Review the listing and copy each line that holds the word "name".
-- BEGIN Data in this exercise --
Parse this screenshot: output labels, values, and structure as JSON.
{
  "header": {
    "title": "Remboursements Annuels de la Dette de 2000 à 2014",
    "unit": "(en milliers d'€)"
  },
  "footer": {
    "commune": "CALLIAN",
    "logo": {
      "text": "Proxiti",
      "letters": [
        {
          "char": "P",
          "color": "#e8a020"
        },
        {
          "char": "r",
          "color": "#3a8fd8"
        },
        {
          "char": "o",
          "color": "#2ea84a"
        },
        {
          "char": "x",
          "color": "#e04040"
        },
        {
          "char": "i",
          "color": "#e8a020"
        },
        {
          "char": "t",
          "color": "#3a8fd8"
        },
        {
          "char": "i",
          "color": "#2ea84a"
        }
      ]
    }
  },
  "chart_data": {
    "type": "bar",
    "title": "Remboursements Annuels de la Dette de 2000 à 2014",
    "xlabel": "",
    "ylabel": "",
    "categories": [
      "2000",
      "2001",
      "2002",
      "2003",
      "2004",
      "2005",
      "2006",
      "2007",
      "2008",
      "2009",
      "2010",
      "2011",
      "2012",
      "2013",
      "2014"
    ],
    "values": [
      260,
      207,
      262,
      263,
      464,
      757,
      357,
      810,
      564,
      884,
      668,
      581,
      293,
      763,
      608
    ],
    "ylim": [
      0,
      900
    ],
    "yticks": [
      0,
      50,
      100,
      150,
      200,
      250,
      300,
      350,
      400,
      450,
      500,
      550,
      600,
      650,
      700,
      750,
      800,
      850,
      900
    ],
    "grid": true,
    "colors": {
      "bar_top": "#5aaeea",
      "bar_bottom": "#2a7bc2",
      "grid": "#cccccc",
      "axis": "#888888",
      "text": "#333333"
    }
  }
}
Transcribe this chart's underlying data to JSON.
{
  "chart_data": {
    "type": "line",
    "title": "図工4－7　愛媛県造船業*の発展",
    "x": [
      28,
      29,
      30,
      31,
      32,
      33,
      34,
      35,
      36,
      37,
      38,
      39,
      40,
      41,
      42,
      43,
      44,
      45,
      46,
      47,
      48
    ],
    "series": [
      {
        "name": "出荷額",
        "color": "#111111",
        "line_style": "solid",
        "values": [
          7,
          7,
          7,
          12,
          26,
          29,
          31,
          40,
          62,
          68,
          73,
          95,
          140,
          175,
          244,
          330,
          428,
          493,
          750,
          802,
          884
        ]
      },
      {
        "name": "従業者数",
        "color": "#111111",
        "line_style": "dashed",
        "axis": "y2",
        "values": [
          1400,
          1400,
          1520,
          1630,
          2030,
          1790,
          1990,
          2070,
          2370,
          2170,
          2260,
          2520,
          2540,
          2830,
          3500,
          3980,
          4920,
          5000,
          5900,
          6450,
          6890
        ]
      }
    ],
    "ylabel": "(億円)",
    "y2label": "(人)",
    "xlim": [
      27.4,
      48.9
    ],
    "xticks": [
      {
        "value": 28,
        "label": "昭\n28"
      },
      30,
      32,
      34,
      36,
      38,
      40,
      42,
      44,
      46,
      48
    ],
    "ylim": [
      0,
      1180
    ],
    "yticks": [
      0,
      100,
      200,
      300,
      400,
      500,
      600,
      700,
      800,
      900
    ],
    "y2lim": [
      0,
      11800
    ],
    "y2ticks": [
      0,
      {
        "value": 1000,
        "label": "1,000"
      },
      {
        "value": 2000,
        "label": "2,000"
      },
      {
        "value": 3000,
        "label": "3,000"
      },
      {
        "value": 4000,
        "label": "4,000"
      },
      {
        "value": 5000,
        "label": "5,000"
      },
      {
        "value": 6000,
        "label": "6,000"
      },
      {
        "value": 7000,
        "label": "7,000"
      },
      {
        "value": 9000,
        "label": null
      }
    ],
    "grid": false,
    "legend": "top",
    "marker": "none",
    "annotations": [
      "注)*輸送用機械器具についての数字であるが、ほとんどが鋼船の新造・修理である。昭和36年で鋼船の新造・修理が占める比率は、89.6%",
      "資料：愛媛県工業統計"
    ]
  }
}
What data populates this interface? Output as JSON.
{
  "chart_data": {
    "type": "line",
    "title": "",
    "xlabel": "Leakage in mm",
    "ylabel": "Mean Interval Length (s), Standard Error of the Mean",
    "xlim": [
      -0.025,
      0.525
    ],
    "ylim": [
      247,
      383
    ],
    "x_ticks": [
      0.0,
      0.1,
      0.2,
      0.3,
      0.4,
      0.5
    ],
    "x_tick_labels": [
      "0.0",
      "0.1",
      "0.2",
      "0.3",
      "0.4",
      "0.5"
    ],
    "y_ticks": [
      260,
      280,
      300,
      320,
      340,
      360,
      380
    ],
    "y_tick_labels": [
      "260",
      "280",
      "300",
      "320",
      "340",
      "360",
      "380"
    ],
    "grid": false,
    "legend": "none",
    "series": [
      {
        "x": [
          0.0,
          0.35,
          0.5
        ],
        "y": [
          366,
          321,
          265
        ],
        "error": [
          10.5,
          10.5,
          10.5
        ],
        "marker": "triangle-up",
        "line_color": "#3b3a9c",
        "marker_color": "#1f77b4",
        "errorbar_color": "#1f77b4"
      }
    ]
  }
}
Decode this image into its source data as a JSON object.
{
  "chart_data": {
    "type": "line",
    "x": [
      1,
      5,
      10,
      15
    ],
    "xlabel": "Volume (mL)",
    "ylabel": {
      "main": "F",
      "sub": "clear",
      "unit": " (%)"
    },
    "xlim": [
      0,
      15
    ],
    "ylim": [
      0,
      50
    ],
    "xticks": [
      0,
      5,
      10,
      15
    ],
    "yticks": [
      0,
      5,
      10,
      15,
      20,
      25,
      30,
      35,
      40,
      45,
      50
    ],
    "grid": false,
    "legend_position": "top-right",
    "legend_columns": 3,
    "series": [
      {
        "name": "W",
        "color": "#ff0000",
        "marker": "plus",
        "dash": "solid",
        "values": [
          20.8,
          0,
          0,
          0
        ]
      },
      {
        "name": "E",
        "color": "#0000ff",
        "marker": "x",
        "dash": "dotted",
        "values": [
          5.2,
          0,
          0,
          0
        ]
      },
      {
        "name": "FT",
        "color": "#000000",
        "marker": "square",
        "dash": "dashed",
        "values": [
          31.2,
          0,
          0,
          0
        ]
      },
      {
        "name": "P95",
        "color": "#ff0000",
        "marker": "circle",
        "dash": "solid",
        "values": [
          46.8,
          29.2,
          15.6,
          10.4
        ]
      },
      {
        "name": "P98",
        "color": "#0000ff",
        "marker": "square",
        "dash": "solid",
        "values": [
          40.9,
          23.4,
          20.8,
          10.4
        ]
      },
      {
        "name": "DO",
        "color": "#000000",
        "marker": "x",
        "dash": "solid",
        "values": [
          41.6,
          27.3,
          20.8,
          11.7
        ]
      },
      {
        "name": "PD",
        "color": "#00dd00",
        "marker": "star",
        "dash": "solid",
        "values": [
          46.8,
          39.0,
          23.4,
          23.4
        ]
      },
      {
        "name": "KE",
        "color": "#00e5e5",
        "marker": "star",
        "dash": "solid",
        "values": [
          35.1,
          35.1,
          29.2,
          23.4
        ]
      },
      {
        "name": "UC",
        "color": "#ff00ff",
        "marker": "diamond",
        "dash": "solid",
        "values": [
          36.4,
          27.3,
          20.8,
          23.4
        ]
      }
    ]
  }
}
-- END Data in this exercise --
◆ **Full solution**:
        "name": "出荷額",
        "name": "従業者数",
        "name": "W",
        "name": "E",
        "name": "FT",
        "name": "P95",
        "name": "P98",
        "name": "DO",
        "name": "PD",
        "name": "KE",
        "name": "UC",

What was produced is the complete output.